DO THIS -
Write the records below out in full, character for character, with no pictures.
>> start DATA SHOWN
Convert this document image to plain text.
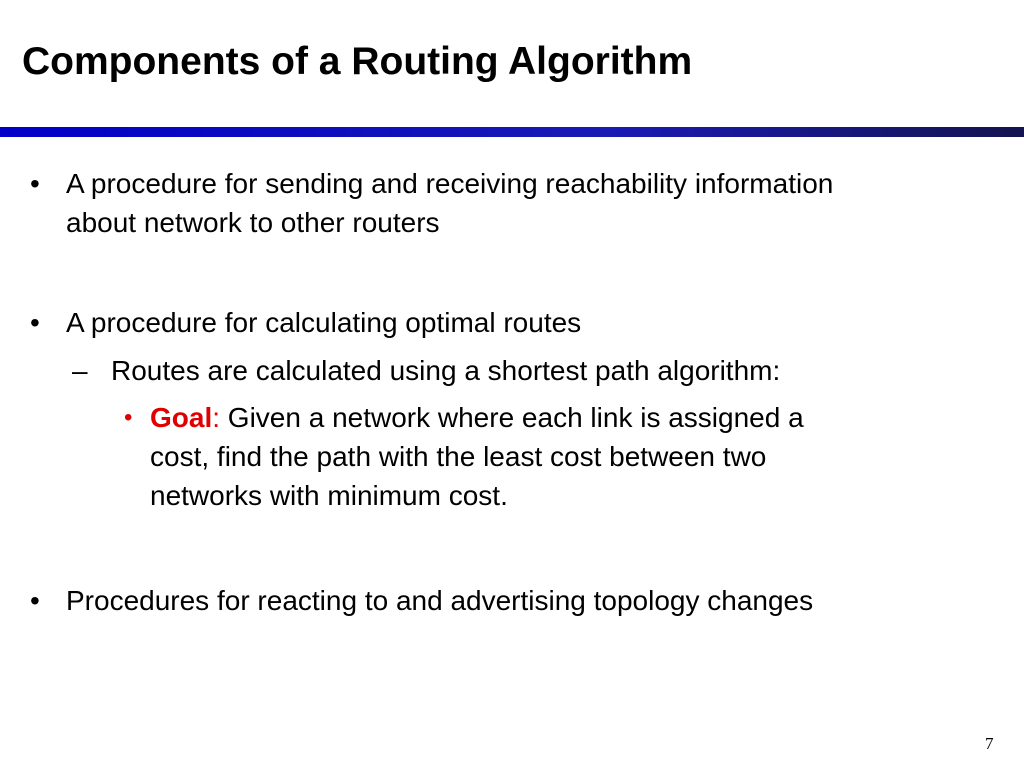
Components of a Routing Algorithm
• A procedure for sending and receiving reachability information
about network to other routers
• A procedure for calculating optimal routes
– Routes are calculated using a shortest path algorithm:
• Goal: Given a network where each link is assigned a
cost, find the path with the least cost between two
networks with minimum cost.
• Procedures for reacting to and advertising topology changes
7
>> end DATA SHOWN
COMPLETE RESPONSE -
Convert this document image to plain text.
Components of a Routing Algorithm
• A procedure for sending and receiving reachability information
about network to other routers
• A procedure for calculating optimal routes
– Routes are calculated using a shortest path algorithm:
• Goal: Given a network where each link is assigned a
cost, find the path with the least cost between two
networks with minimum cost.
• Procedures for reacting to and advertising topology changes
7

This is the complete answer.